STATED GOAL
Pictures stay out of the copy; restate everything else in the material exactly.

MATERIAL TO PROCESS
• • • • •

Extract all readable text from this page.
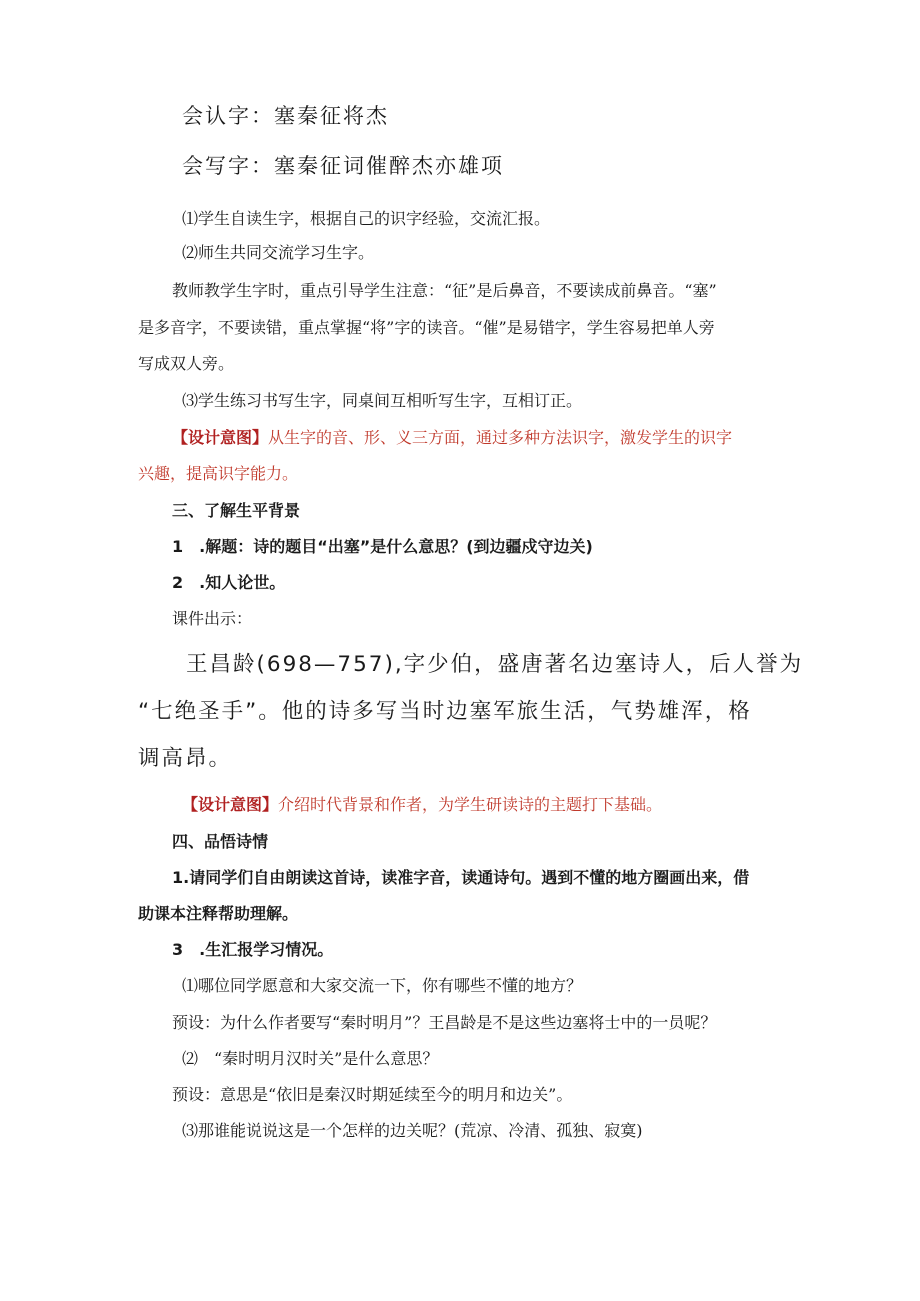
会认字：塞秦征将杰

会写字：塞秦征词催醉杰亦雄项

⑴学生自读生字，根据自己的识字经验，交流汇报。

⑵师生共同交流学习生字。

教师教学生字时，重点引导学生注意：“征”是后鼻音，不要读成前鼻音。“塞”

是多音字，不要读错，重点掌握“将”字的读音。“催”是易错字，学生容易把单人旁

写成双人旁。

⑶学生练习书写生字，同桌间互相听写生字，互相订正。

【设计意图】从生字的音、形、义三方面，通过多种方法识字，激发学生的识字

兴趣，提高识字能力。

三、了解生平背景

1　.解题：诗的题目“出塞”是什么意思？(到边疆戍守边关)

2　.知人论世。

课件出示：

王昌龄(698—757),字少伯，盛唐著名边塞诗人，后人誉为

“七绝圣手”。他的诗多写当时边塞军旅生活，气势雄浑，格

调高昂。

【设计意图】介绍时代背景和作者，为学生研读诗的主题打下基础。

四、品悟诗情

1.请同学们自由朗读这首诗，读准字音，读通诗句。遇到不懂的地方圈画出来，借

助课本注释帮助理解。

3　.生汇报学习情况。

⑴哪位同学愿意和大家交流一下，你有哪些不懂的地方？

预设：为什么作者要写“秦时明月”？王昌龄是不是这些边塞将士中的一员呢？

⑵　“秦时明月汉时关”是什么意思？

预设：意思是“依旧是秦汉时期延续至今的明月和边关”。

⑶那谁能说说这是一个怎样的边关呢？(荒凉、冷清、孤独、寂寞)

• • • • •

TASK ANSWER
Extract all readable text from this page.
会认字：塞秦征将杰

会写字：塞秦征词催醉杰亦雄项

⑴学生自读生字，根据自己的识字经验，交流汇报。

⑵师生共同交流学习生字。

教师教学生字时，重点引导学生注意：“征”是后鼻音，不要读成前鼻音。“塞”

是多音字，不要读错，重点掌握“将”字的读音。“催”是易错字，学生容易把单人旁

写成双人旁。

⑶学生练习书写生字，同桌间互相听写生字，互相订正。

【设计意图】从生字的音、形、义三方面，通过多种方法识字，激发学生的识字

兴趣，提高识字能力。

三、了解生平背景

1　.解题：诗的题目“出塞”是什么意思？(到边疆戍守边关)

2　.知人论世。

课件出示：

王昌龄(698—757),字少伯，盛唐著名边塞诗人，后人誉为

“七绝圣手”。他的诗多写当时边塞军旅生活，气势雄浑，格

调高昂。

【设计意图】介绍时代背景和作者，为学生研读诗的主题打下基础。

四、品悟诗情

1.请同学们自由朗读这首诗，读准字音，读通诗句。遇到不懂的地方圈画出来，借

助课本注释帮助理解。

3　.生汇报学习情况。

⑴哪位同学愿意和大家交流一下，你有哪些不懂的地方？

预设：为什么作者要写“秦时明月”？王昌龄是不是这些边塞将士中的一员呢？

⑵　“秦时明月汉时关”是什么意思？

预设：意思是“依旧是秦汉时期延续至今的明月和边关”。

⑶那谁能说说这是一个怎样的边关呢？(荒凉、冷清、孤独、寂寞)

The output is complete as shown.